---------- ENTRIES

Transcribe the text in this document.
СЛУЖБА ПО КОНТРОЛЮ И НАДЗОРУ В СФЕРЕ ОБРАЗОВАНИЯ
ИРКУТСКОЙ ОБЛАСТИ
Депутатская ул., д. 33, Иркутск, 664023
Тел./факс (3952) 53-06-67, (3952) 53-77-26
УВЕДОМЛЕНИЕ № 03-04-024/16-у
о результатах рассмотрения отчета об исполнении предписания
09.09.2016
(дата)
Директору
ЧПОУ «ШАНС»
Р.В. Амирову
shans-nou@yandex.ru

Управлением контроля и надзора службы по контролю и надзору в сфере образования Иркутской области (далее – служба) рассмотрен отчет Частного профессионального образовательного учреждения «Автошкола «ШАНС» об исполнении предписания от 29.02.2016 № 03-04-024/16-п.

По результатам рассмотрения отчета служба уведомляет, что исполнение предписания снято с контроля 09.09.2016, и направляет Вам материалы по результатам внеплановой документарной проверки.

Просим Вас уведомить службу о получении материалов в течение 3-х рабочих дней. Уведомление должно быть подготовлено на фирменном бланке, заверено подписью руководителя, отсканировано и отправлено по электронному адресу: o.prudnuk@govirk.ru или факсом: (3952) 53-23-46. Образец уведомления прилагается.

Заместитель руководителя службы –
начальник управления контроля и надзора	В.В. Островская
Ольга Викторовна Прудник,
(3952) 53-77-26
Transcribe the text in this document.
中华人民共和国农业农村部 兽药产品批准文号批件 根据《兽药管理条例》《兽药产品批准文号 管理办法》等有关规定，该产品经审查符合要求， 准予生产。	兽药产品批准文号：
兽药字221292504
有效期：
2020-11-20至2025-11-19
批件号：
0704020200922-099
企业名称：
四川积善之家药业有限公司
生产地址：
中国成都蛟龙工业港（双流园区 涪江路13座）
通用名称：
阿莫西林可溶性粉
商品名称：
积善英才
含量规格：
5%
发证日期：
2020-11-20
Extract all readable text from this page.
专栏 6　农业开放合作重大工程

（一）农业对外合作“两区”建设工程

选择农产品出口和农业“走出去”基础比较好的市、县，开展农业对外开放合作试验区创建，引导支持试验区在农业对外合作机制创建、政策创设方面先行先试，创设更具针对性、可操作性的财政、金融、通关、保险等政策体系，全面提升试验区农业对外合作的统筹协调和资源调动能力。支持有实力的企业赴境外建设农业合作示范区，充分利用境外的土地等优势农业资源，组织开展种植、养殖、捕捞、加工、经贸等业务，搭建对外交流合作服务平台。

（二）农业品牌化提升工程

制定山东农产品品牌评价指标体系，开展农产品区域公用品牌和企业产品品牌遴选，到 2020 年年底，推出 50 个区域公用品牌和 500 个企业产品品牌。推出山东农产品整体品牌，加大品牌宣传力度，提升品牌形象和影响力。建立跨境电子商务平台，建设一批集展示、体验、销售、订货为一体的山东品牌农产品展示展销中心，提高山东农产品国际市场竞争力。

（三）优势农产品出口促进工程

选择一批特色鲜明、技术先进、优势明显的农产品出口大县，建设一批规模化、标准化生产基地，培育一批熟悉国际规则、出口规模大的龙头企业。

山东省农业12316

--------------------

**WHAT IS REQUIRED**
Every record shown above should be written out again exactly.

**SOLVED EXERCISE**
Transcribe the text in this document.
СЛУЖБА ПО КОНТРОЛЮ И НАДЗОРУ В СФЕРЕ ОБРАЗОВАНИЯ
ИРКУТСКОЙ ОБЛАСТИ
Депутатская ул., д. 33, Иркутск, 664023
Тел./факс (3952) 53-06-67, (3952) 53-77-26
УВЕДОМЛЕНИЕ № 03-04-024/16-у
о результатах рассмотрения отчета об исполнении предписания
09.09.2016
(дата)
Директору
ЧПОУ «ШАНС»
Р.В. Амирову
shans-nou@yandex.ru

Управлением контроля и надзора службы по контролю и надзору в сфере образования Иркутской области (далее – служба) рассмотрен отчет Частного профессионального образовательного учреждения «Автошкола «ШАНС» об исполнении предписания от 29.02.2016 № 03-04-024/16-п.

По результатам рассмотрения отчета служба уведомляет, что исполнение предписания снято с контроля 09.09.2016, и направляет Вам материалы по результатам внеплановой документарной проверки.

Просим Вас уведомить службу о получении материалов в течение 3-х рабочих дней. Уведомление должно быть подготовлено на фирменном бланке, заверено подписью руководителя, отсканировано и отправлено по электронному адресу: o.prudnuk@govirk.ru или факсом: (3952) 53-23-46. Образец уведомления прилагается.

Заместитель руководителя службы –
начальник управления контроля и надзора	В.В. Островская
Ольга Викторовна Прудник,
(3952) 53-77-26
Transcribe the text in this document.
中华人民共和国农业农村部 兽药产品批准文号批件 根据《兽药管理条例》《兽药产品批准文号 管理办法》等有关规定，该产品经审查符合要求， 准予生产。	兽药产品批准文号：
兽药字221292504
有效期：
2020-11-20至2025-11-19
批件号：
0704020200922-099
企业名称：
四川积善之家药业有限公司
生产地址：
中国成都蛟龙工业港（双流园区 涪江路13座）
通用名称：
阿莫西林可溶性粉
商品名称：
积善英才
含量规格：
5%
发证日期：
2020-11-20
Extract all readable text from this page.
专栏 6　农业开放合作重大工程

（一）农业对外合作“两区”建设工程

选择农产品出口和农业“走出去”基础比较好的市、县，开展农业对外开放合作试验区创建，引导支持试验区在农业对外合作机制创建、政策创设方面先行先试，创设更具针对性、可操作性的财政、金融、通关、保险等政策体系，全面提升试验区农业对外合作的统筹协调和资源调动能力。支持有实力的企业赴境外建设农业合作示范区，充分利用境外的土地等优势农业资源，组织开展种植、养殖、捕捞、加工、经贸等业务，搭建对外交流合作服务平台。

（二）农业品牌化提升工程

制定山东农产品品牌评价指标体系，开展农产品区域公用品牌和企业产品品牌遴选，到 2020 年年底，推出 50 个区域公用品牌和 500 个企业产品品牌。推出山东农产品整体品牌，加大品牌宣传力度，提升品牌形象和影响力。建立跨境电子商务平台，建设一批集展示、体验、销售、订货为一体的山东品牌农产品展示展销中心，提高山东农产品国际市场竞争力。

（三）优势农产品出口促进工程

选择一批特色鲜明、技术先进、优势明显的农产品出口大县，建设一批规模化、标准化生产基地，培育一批熟悉国际规则、出口规模大的龙头企业。

山东省农业12316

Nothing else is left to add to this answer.